> ЧТО ТРЕБУЕТСЯ
Перечислите всё, что, по словам фрагмента о мистическом Петербурге, происходит в Петербурге, созданном фантазией Крыжановской.

> ФРАГМЕНТ ДОКУМЕНТА
------------------------
В конце XIX — начале XX века писались и совер­шенно мистические произведения — и тоже на сугубо петербургской основе. Вера Ивановна Крыжановская писала под псевдонимом Рочестер; сегодня она практи­чески забыта, а жаль! Фактически ее просто выбросили из числа поэтов и писателей Серебряного века «за идеологию». Теперь ее печатают — но поезд ушел.

Что только не делается в Петербурге, созданном ее фантазией! Финки-колдуньи, встающие мертвецы, лю­бовные привороты... Удивительное соединение «дам­ского романа» с «жутиком»[138].

Другое поколение, Александр Кондратьев, писал на те же темы «мистического Петербурга», сочетания мис­тического и реального. Этот практически забытый ли­тератор был хорошо известен в начале XX века. Был знаком с А. Блоком, с 3. Гиппиус и Д. Мережковским. До 1917 года у него вышло 7 книг. В эмиграции он про­должал писать на те же темы[139].

При советской власти мистика, говоря мягко, не по­ощрялась, но авторы много раз поминавшегося альма­наха «Круг», по существу, продолжают ту же самую тенденцию. Еще раз подчеркну: разворачивать тему я не буду, потому что так можно написать еще одну кни­гу, уже о другом. Не о Петербурге, а об одной из тен­денций его культуры. Главное для меня сейчас — отме­тить стойкость этой тенденции.

Не будь Катаклизма, не возникни разрыва в течении литературного процесса, романы Кондратьева были бы широко известны на Родине. Авторы «Круга» учились бы у Кондратьева и других таких же, не открывая сами по себе давно открытые америки.

Ну, будет считать — литературный процесс — это высоко, элитно, не всем доступно. Но ведь «низы» пе­тербургского общества восприимчивы к «страстям» та­кого рода ничуть не меньше «верхов». Эта масса насе­ления Санкт-Петербурга мало представлена в литературе, но взять хотя бы образ жуткого сапожника-сатаниста, распространяющего письма с молитвами «Утренней звезде», то есть дьяволу[140]. Старичок этот не имеет ника­кого отношения ни к кружку Гнедича и Дельвига, ни к потомкам людей этого круга. Ни к элитнейшей ученой публике, собиравшейся в «Бродячей собаке», легко пе­реходившей с русского на немецкий и французский. Но он, право же, ничуть не меньший петербуржец: то же отчаяние, та же беспочвенность, тот же острый инте­рес к потустороннему, к смерти. Наконец, та же непререкаемая уверенность в том, что стоит Петербург на костях тысяч и тысяч. Легенда эта нужна ему не мень­ше, чем самому Георгию Иванову.
------------------------
> ПЕРЕЧЕНЬ ЗАПИСЕЙ
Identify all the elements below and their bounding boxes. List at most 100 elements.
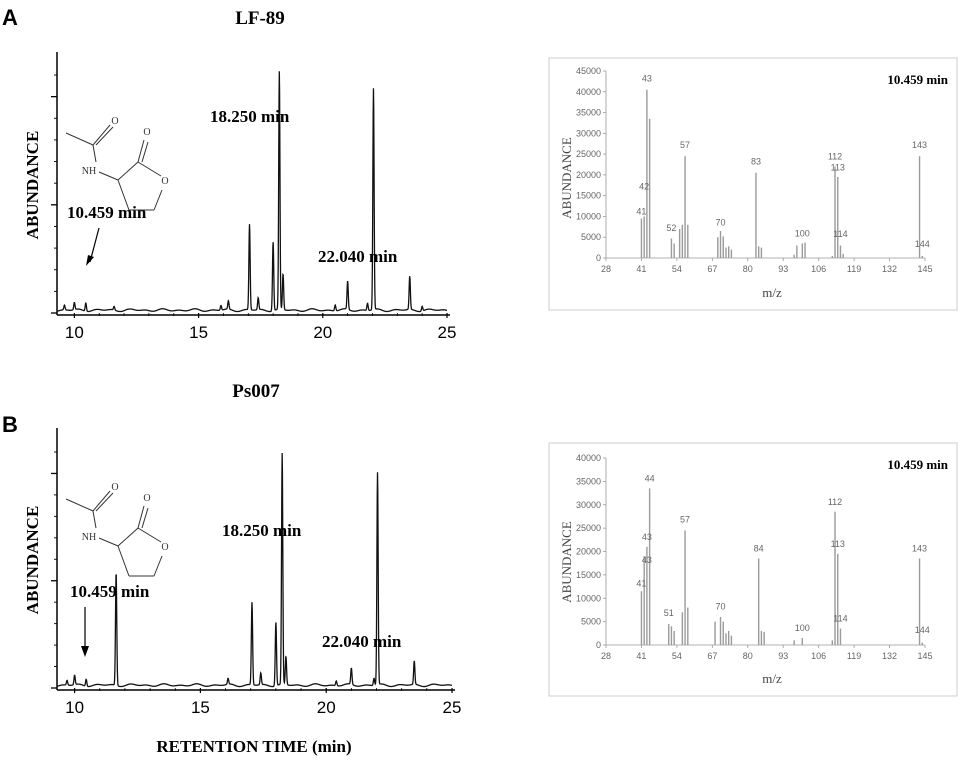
spectrum-b: 0 5000 10000 15000 20000 25000 30000 35000 40000… [576,453,933,661]
molecule-structure-a: O NH O O [65,116,169,211]
structure-atom-o: O [161,542,168,553]
spectrum-b-ytick-label: 30000 [576,500,601,510]
structure-atom-o: O [111,116,118,127]
structure-bond [137,505,145,529]
spectrum-b-peak-label: 43 [642,555,652,565]
spectrum-a-xtick-label: 106 [811,264,826,274]
spectrum-a-xlabel: m/z [762,285,782,300]
structure-atom-o: O [161,176,168,187]
spectrum-a-ytick-label: 10000 [576,211,601,221]
spectrum-a-peak-label: 114 [833,229,847,239]
spectrum-b-xtick-label: 119 [847,651,861,661]
structure-bond [117,545,130,577]
spectrum-b-xtick-label: 41 [636,651,646,661]
spectrum-b-peak-label: 143 [912,544,927,554]
spectrum-a-peak-label: 42 [639,181,649,191]
chromatogram-b-xtick-label: 25 [443,698,462,717]
spectrum-a-ytick-label: 25000 [576,149,601,159]
spectrum-a-title: 10.459 min [887,72,948,87]
spectrum-a-peak-label: 144 [915,239,930,249]
annotation-b-10459: 10.459 min [70,582,150,601]
spectrum-b-ytick-label: 10000 [576,593,601,603]
structure-atom-nh: NH [82,166,96,177]
arrow-b [81,607,89,657]
molecule-structure-b: O NH O O [65,482,169,577]
spectrum-b-xtick-label: 80 [743,651,753,661]
spectrum-a-peak-label: 52 [666,223,676,233]
spectrum-a-ytick-label: 20000 [576,170,601,180]
spectrum-b-peak-label: 100 [795,623,810,633]
spectrum-a-xtick-label: 54 [672,264,682,274]
structure-bond [117,527,139,547]
chromatogram-a-xtick-label: 10 [65,323,84,342]
annotation-a-18250: 18.250 min [210,107,290,126]
structure-bond [153,555,163,577]
structure-bond [98,171,119,181]
spectrum-b-peak-label: 114 [833,614,847,624]
chromatogram-b-xtick-label: 15 [191,698,210,717]
chromatogram-a-xticks: 10 15 20 25 [65,313,457,342]
chromatogram-ylabel-a: ABUNDANCE [23,131,42,240]
spectrum-b-xtick-label: 67 [707,651,717,661]
structure-bond [92,144,97,163]
structure-atom-nh: NH [82,532,96,543]
spectrum-b-xtick-label: 28 [601,651,611,661]
structure-atom-o: O [143,493,150,504]
spectrum-a-xtick-label: 41 [636,264,646,274]
spectrum-b-ytick-label: 20000 [576,547,601,557]
spectrum-b-xtick-label: 132 [882,651,897,661]
spectrum-b-peak-label: 144 [915,625,930,635]
structure-bond [65,498,94,512]
spectrum-a-ytick-label: 40000 [576,87,601,97]
panel-letter-a: A [2,5,18,30]
spectrum-b-peak-label: 44 [645,473,655,483]
spectrum-a-xtick-label: 145 [917,264,932,274]
spectrum-b-peak-label: 112 [828,497,842,507]
spectrum-b-ylabel: ABUNDANCE [559,521,574,603]
spectrum-a-xtick-label: 132 [882,264,897,274]
spectrum-a-ytick-label: 45000 [576,66,601,76]
chromatogram-b-xticks: 10 15 20 25 [65,688,461,717]
chromatogram-xlabel-b: RETENTION TIME (min) [156,737,351,756]
spectrum-a-peak-label: 113 [831,163,845,173]
spectrum-b-ytick-label: 15000 [576,570,601,580]
structure-atom-o: O [111,482,118,493]
spectrum-a-xtick-label: 80 [743,264,753,274]
spectrum-a-peak-label: 83 [751,157,761,167]
spectrum-b-ytick-label: 40000 [576,453,601,463]
spectrum-a-ylabel: ABUNDANCE [559,137,574,219]
structure-bond [117,161,139,181]
structure-bond [98,537,119,547]
chromatogram-title-a: LF-89 [235,8,285,29]
structure-bond [137,161,162,177]
structure-bond [95,126,114,146]
chromatogram-a-xtick-label: 20 [313,323,332,342]
spectrum-a-ytick-label: 15000 [576,191,601,201]
chromatogram-a-trace [56,71,448,313]
spectrum-b-ytick-label: 0 [596,640,601,650]
spectrum-b-xtick-label: 145 [917,651,932,661]
chromatogram-b-xtick-label: 10 [65,698,84,717]
spectrum-b-ytick-label: 5000 [581,617,601,627]
structure-bond [92,124,111,146]
spectrum-b-peak-label: 113 [831,539,845,549]
spectrum-a-xtick-label: 119 [847,264,861,274]
spectrum-a-xtick-label: 67 [707,264,717,274]
spectrum-a: 0 5000 10000 15000 20000 25000 30000 35000 40000… [576,66,933,274]
spectrum-b-ytick-label: 35000 [576,476,601,486]
spectrum-b-frame [548,442,958,697]
spectrum-b-peak-label: 43 [642,532,652,542]
structure-bond [95,492,114,512]
spectrum-b-peak-label: 84 [754,544,764,554]
chromatogram-title-b: Ps007 [232,381,280,402]
chromatogram-a-xtick-label: 15 [189,323,208,342]
spectrum-b-xlabel: m/z [762,671,782,686]
chromatogram-ylabel-b: ABUNDANCE [23,506,42,615]
spectrum-a-xtick-label: 93 [778,264,788,274]
spectrum-a-ytick-label: 30000 [576,128,601,138]
spectrum-a-peak-label: 70 [716,218,726,228]
structure-bond [141,141,149,163]
spectrum-a-peak-label: 57 [680,140,690,150]
chromatogram-a-xtick-label: 25 [438,323,457,342]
------------------------
> РЕЗУЛЬТАТ ЗАДАНИЯ
Финки-колдуньи, встающие мертвецы, любовные привороты.